*RECORDS SHOWN*
-=-=-

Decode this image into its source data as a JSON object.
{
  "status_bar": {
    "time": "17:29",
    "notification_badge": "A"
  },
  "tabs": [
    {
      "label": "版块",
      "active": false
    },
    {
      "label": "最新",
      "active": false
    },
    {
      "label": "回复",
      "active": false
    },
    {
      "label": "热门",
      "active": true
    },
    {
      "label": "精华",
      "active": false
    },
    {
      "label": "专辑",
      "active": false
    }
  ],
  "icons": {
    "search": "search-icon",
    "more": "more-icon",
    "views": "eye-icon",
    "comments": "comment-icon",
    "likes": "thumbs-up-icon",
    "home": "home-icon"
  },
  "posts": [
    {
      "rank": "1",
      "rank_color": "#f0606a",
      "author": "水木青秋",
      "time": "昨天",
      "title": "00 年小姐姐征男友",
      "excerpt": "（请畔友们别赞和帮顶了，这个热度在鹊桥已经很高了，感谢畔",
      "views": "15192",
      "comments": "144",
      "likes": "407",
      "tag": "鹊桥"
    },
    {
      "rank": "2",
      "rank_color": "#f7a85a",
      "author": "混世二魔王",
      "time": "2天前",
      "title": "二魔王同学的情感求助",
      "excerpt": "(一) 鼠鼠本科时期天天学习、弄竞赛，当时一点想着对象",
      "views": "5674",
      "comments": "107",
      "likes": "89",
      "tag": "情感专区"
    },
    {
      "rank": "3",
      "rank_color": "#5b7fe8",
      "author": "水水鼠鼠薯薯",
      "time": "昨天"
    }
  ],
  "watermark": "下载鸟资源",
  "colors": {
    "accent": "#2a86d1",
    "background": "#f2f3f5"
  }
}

-=-=-

*EXERCISE TASK*
Search the lines for the word "excerpt" and report how many contain it, by number only.

*EXERCISE ANSWER*
2